**Problem requirements**
Scan the data. Collect each line that contains the word "Pluggability".

* Start Records shown *

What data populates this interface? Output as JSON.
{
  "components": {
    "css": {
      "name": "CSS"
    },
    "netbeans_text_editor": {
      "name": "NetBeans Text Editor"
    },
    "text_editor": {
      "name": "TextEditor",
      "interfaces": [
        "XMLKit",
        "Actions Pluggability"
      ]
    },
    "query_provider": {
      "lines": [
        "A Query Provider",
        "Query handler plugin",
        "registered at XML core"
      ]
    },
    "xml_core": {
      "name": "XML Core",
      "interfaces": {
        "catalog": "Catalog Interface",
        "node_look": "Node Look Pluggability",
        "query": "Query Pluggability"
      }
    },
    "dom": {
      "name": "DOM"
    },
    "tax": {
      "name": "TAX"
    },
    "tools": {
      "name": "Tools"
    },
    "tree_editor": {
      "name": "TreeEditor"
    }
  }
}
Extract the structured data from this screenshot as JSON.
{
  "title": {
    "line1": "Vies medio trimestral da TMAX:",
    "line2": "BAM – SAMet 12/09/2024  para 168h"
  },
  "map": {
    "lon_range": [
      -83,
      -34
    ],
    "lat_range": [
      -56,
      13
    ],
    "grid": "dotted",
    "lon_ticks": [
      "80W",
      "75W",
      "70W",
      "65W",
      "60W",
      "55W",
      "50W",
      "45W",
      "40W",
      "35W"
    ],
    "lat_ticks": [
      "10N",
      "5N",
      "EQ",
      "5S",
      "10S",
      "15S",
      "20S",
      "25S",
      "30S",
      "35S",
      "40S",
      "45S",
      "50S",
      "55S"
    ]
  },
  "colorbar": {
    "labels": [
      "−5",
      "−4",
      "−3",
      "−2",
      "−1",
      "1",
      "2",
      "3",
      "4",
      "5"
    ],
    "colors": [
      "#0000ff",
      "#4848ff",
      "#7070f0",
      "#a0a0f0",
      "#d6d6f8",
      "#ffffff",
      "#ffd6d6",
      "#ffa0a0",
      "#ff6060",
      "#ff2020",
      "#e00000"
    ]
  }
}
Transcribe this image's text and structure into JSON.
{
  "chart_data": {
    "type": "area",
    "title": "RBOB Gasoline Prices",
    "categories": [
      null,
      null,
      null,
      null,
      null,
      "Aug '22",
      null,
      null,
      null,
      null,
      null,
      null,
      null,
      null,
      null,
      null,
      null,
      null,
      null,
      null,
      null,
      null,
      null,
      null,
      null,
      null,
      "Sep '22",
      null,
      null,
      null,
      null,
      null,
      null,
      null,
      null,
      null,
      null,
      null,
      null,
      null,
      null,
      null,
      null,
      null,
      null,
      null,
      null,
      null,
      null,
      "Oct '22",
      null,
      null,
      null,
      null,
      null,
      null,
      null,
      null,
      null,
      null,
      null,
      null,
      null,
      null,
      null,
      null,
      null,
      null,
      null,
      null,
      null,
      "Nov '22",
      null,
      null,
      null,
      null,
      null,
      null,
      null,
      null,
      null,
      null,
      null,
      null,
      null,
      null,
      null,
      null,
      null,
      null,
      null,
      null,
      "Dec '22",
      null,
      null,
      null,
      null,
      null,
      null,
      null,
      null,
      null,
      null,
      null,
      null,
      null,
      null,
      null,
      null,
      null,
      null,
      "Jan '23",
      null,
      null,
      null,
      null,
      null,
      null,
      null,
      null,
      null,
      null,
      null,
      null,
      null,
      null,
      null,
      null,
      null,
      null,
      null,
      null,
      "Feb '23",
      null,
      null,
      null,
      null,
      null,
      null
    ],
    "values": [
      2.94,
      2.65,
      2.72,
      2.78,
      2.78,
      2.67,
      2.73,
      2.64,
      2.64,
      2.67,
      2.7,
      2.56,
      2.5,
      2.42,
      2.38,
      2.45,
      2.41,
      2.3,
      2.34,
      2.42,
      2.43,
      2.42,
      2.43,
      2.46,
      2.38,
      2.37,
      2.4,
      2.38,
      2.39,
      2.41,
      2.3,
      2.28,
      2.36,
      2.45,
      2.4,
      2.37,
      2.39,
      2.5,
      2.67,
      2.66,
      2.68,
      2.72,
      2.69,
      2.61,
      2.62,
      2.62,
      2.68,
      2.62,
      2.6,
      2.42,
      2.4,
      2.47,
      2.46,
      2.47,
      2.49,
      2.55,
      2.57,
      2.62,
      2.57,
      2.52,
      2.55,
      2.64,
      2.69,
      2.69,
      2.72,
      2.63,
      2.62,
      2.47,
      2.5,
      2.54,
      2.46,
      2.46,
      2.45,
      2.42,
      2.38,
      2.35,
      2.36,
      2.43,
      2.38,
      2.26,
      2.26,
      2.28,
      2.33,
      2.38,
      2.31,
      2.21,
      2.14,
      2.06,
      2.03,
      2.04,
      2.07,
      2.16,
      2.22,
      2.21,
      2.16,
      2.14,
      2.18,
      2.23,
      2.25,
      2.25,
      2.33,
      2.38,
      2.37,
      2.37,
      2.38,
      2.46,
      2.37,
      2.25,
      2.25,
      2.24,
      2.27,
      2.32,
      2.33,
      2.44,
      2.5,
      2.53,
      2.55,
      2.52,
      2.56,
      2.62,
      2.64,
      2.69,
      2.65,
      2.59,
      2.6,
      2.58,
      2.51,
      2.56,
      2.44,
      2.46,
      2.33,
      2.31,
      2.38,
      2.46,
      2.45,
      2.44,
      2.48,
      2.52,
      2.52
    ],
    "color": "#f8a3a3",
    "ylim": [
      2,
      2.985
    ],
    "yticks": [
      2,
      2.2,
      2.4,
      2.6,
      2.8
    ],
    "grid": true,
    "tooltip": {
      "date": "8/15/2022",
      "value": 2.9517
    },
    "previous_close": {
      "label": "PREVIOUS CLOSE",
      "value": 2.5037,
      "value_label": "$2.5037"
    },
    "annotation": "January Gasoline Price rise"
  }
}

* End Records shown *

**Solution to the exercise**
        "Actions Pluggability"
        "node_look": "Node Look Pluggability",
        "query": "Query Pluggability"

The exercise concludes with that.